» **TEXTAUSZUG**
==============================
# Problem bei Passwortabfrage in MSheimnetz



## Jan-Frederik Stieler (14. August 2005)

Hallo,
ich hab ein kleines Problem mit meinem Heimnetzwerk (Windows XP Home).
Undzwar wenn ich versuche mit dem einen PC auf den anderen zuzugreifen um Dateien auszutauschen bekomme ich die Aufforderung ein Passwort einzugeben, obwohl keines definiert ist. Einfach ok drücken geht auch nicht.
Weiß jemand was da schief läuft?

Viele Grüße und noch eine schöne Nacht


----------



## Dr Dau (14. August 2005)

Hallo!

Hast Du mal versucht den Benutzernamen (von dem PC auf den Du zugreifen willst) ohne Passwort einzugeben?
Das Verzeichnis/Laufwerk muss natürlich für diesen Benutzer (oder für jeden) Freigegeben sein.

Gruss Dr Dau


----------



## turboprinz (15. August 2005)

HiHo,
ich galube du hast ein ähnliches prob wie dieser Zeitgenosse hier.

http://www.tutorials.de/tutorials216337.html 

Gruß der TURBOprinz


----------



## pgs-joschi (15. August 2005)

afaik, akzeptiert winXP keine Verbindungen bei denen der Benutzer kein Passwort verwendet, gibt den Benutzern einfach mal ein Passwort dann müßte es gehen. 


 mfg
 pgs-joschi

 P.S. man kann WinXP auch per RegSchlüßel so einstellen, das es auch mit Benutzer ohne Passwort geht, hab aber auf die schnelle den Schlüßel nicht parat.


----------



## Jan-Frederik Stieler (20. August 2005)

Hallo,
erstmal Danke für eure zahlreichen Antworten!
Also um das nochmal ein wenig zu spezifizieren:
1. Computer Windows Xp Home SP1
2. Computer Windows XP Home SP2

Von 1 zu 2 kann ich ohne Passwortabfrage verbinden nur von dem mit SP2 gibts Probleme.
==============================
» **DATENSÄTZE**
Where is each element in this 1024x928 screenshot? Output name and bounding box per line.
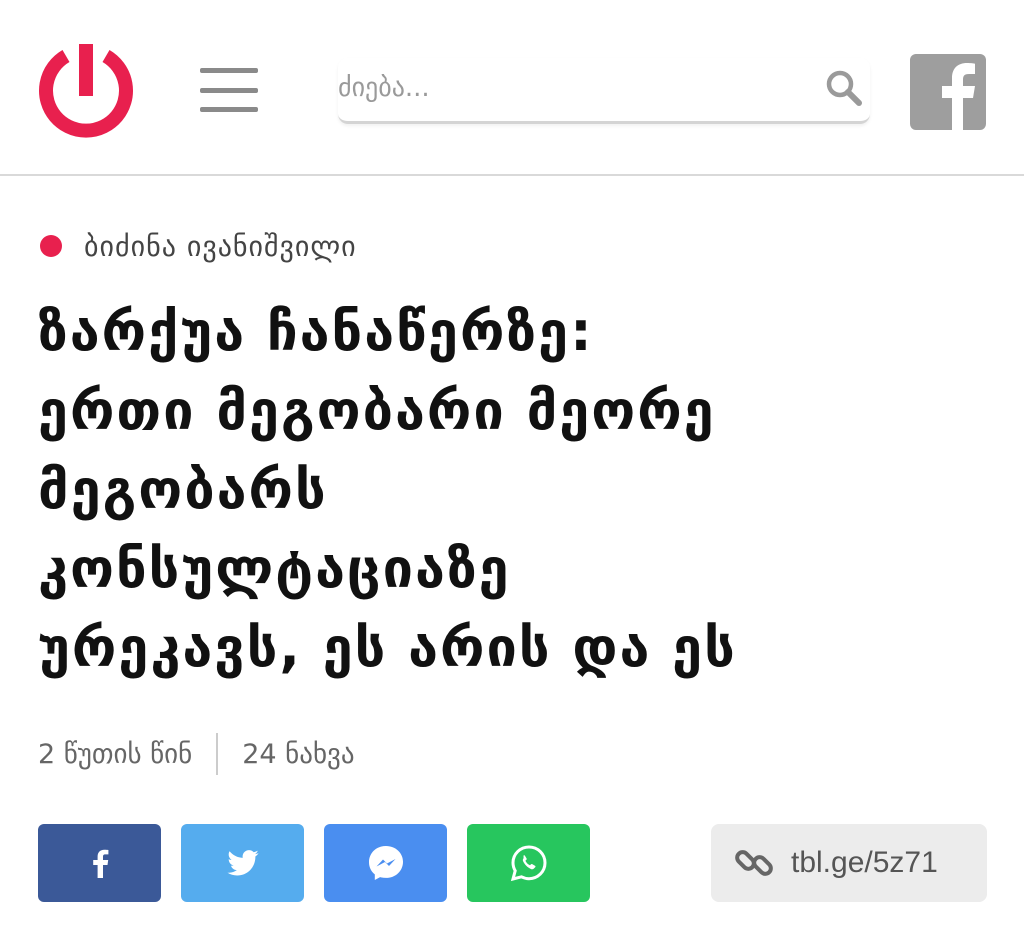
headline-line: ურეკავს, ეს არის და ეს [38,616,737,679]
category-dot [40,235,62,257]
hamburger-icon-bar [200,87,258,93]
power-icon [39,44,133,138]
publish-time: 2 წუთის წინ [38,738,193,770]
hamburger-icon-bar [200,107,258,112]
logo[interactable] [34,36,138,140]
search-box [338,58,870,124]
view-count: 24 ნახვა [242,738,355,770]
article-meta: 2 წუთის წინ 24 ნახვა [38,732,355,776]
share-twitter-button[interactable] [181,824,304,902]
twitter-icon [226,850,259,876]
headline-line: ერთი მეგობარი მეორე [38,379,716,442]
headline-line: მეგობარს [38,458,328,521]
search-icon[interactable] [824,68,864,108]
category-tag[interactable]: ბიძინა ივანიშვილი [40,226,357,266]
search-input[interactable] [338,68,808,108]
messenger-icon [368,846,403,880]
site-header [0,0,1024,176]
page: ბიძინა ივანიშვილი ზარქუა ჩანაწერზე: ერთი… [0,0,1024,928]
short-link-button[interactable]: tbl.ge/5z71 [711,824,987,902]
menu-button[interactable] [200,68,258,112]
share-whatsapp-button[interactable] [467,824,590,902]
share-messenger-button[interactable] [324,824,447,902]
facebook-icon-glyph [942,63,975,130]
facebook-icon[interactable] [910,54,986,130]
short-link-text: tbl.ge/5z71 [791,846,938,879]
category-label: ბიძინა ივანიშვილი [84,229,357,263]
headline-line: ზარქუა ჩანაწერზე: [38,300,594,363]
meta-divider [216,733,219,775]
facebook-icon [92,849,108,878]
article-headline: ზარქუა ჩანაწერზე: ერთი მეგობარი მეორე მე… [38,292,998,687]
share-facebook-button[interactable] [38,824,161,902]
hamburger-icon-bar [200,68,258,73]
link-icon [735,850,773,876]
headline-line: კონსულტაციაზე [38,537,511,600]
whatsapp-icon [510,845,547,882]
==============================
» **AUFGABEN**
**1.** Wandle in den Datensätzen die Zeilen zwischen der Zeile mit „headline-line: ურეკავს, ეს“ und der Zeile mit „headline-line: მეგობარს [38,458,328,521]“, beide eingeschlossen, in eine nummerierte Liste um und lass dabei Leerzeilen weg.
**2.** Setze den Forenthread über die Passwortabfrage im Heimnetz nach seinem letzten Satz fort.
Die Datensätze haben mit dem Forenthread nichts zu tun.

» **ERGEBNISSE JE AUFGABE**
**1.**
1. headline-line: ურეკავს, ეს არის და ეს [38,616,737,679]
2. category-dot [40,235,62,257]
3. hamburger-icon-bar [200,87,258,93]
4. power-icon [39,44,133,138]
5. publish-time: 2 წუთის წინ [38,738,193,770]
6. hamburger-icon-bar [200,107,258,112]
7. logo[interactable] [34,36,138,140]
8. search-box [338,58,870,124]
9. view-count: 24 ნახვა [242,738,355,770]
10. article-meta: 2 წუთის წინ 24 ნახვა [38,732,355,776]
11. share-twitter-button[interactable] [181,824,304,902]
12. twitter-icon [226,850,259,876]
13. headline-line: ერთი მეგობარი მეორე [38,379,716,442]
14. headline-line: მეგობარს [38,458,328,521]

**2.**
Deswegen kann das was pgs-joschi sagt nicht ganz stimmen. An dem RegKey wäre ich aber trotzdem interessiert falls ich das Problem damit umgehen kann.
Mit dem von turboprinz angesprochenen Post hatt mein Thema eigentlich wenig zu tuen da ich ja mit meinem 2 Pc Connecten und auch anpingen kann. Bei mir gings nur eben um das Problem das eine Passwortabfrage gestartet wird obwohl kein Passwort definiert wurde und ich auch nicht möchte.

Viele Grüße


----------



## pgs-joschi (20. August 2005)

hab leider doch keinen RegSchlüssel, die einstellungen können nur in WinXP Pro mit dem gpedit.msc geändert werden (dieser erzeugt zwar auch nur einen RegSchlüssel,  den konnte ich aber nicht ausfindig mach).

 Wenn du Passwörter vergibt´s gehts dann?


----------



## Jan-Frederik Stieler (20. August 2005)

Also ich habe nun auf dem Rechner ein zusätzlichen Ordner freigeschaltet und nun kann ich auch ohne Passwort zugreifen. Das ist doch nun etwas unlogisch?
Wie definiere ich eigentlich ein passwort wei lich wurde bei der Freigabe nicht gefragt eines zu definieren?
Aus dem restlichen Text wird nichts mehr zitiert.